== Aim of the exercise ==
From the entries below, copy out every line with "location" in it.

+ + +

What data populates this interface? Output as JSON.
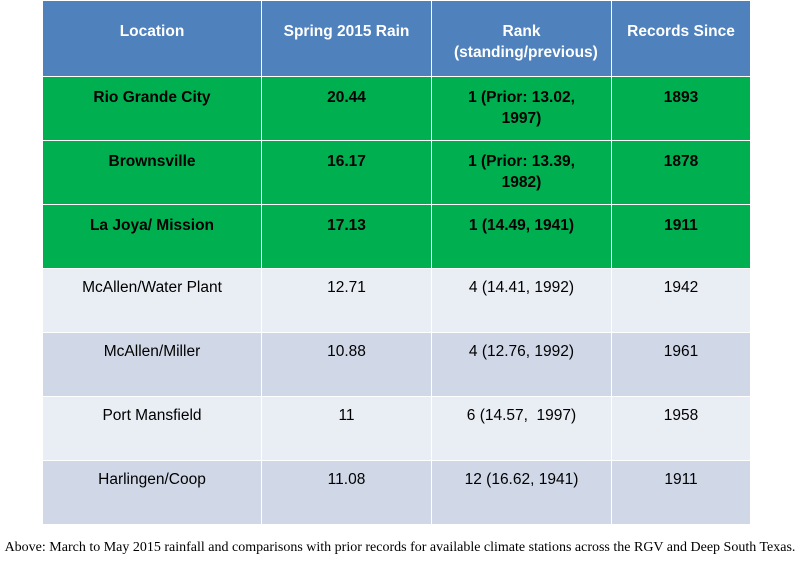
{
  "table": {
    "headers": {
      "location": "Location",
      "rain": "Spring 2015 Rain",
      "rank": "Rank (standing/previous)",
      "since": "Records Since"
    },
    "rows": [
      {
        "location": "Rio Grande City",
        "rain": "20.44",
        "rank": "1 (Prior: 13.02, 1997)",
        "since": "1893",
        "highlight": true
      },
      {
        "location": "Brownsville",
        "rain": "16.17",
        "rank": "1 (Prior: 13.39, 1982)",
        "since": "1878",
        "highlight": true
      },
      {
        "location": "La Joya/ Mission",
        "rain": "17.13",
        "rank": "1 (14.49, 1941)",
        "since": "1911",
        "highlight": true
      },
      {
        "location": "McAllen/Water Plant",
        "rain": "12.71",
        "rank": "4 (14.41, 1992)",
        "since": "1942",
        "highlight": false
      },
      {
        "location": "McAllen/Miller",
        "rain": "10.88",
        "rank": "4 (12.76, 1992)",
        "since": "1961",
        "highlight": false
      },
      {
        "location": "Port Mansfield",
        "rain": "11",
        "rank": "6 (14.57,  1997)",
        "since": "1958",
        "highlight": false
      },
      {
        "location": "Harlingen/Coop",
        "rain": "11.08",
        "rank": "12 (16.62, 1941)",
        "since": "1911",
        "highlight": false
      }
    ]
  },
  "caption": "Above:  March to May 2015 rainfall and comparisons with prior records for available climate stations across the RGV and Deep South Texas.",
  "colors": {
    "header": "#4f81bd",
    "highlight": "#00b050",
    "row_light": "#e9edf4",
    "row_dark": "#d0d8e8"
  }
}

+ + +

== Solved exercise ==
      "location": "Location",
        "location": "Rio Grande City",
        "location": "Brownsville",
        "location": "La Joya/ Mission",
        "location": "McAllen/Water Plant",
        "location": "McAllen/Miller",
        "location": "Port Mansfield",
        "location": "Harlingen/Coop",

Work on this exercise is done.